[Saved data entries]
------------------------------------

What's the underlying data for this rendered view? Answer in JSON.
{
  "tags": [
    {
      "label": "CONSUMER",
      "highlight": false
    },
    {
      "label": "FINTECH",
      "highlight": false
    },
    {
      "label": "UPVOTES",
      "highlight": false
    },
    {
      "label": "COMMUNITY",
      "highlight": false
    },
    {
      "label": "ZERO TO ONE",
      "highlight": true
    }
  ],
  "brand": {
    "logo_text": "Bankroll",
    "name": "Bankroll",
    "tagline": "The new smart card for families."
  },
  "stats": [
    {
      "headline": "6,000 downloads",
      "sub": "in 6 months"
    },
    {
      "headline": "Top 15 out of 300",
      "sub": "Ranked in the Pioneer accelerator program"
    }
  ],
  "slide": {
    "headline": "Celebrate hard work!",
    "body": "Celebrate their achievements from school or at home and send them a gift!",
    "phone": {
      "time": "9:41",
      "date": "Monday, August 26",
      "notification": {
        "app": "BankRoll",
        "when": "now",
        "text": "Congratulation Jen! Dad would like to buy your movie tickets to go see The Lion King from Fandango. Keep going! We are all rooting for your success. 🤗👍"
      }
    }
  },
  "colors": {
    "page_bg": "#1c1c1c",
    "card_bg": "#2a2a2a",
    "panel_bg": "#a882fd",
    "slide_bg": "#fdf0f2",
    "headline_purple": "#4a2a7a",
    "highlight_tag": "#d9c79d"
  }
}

------------------------------------

Exercise prompt -
Every entry needs to be retyped exactly.

Task result -
What's the underlying data for this rendered view? Answer in JSON.
{
  "tags": [
    {
      "label": "CONSUMER",
      "highlight": false
    },
    {
      "label": "FINTECH",
      "highlight": false
    },
    {
      "label": "UPVOTES",
      "highlight": false
    },
    {
      "label": "COMMUNITY",
      "highlight": false
    },
    {
      "label": "ZERO TO ONE",
      "highlight": true
    }
  ],
  "brand": {
    "logo_text": "Bankroll",
    "name": "Bankroll",
    "tagline": "The new smart card for families."
  },
  "stats": [
    {
      "headline": "6,000 downloads",
      "sub": "in 6 months"
    },
    {
      "headline": "Top 15 out of 300",
      "sub": "Ranked in the Pioneer accelerator program"
    }
  ],
  "slide": {
    "headline": "Celebrate hard work!",
    "body": "Celebrate their achievements from school or at home and send them a gift!",
    "phone": {
      "time": "9:41",
      "date": "Monday, August 26",
      "notification": {
        "app": "BankRoll",
        "when": "now",
        "text": "Congratulation Jen! Dad would like to buy your movie tickets to go see The Lion King from Fandango. Keep going! We are all rooting for your success. 🤗👍"
      }
    }
  },
  "colors": {
    "page_bg": "#1c1c1c",
    "card_bg": "#2a2a2a",
    "panel_bg": "#a882fd",
    "slide_bg": "#fdf0f2",
    "headline_purple": "#4a2a7a",
    "highlight_tag": "#d9c79d"
  }
}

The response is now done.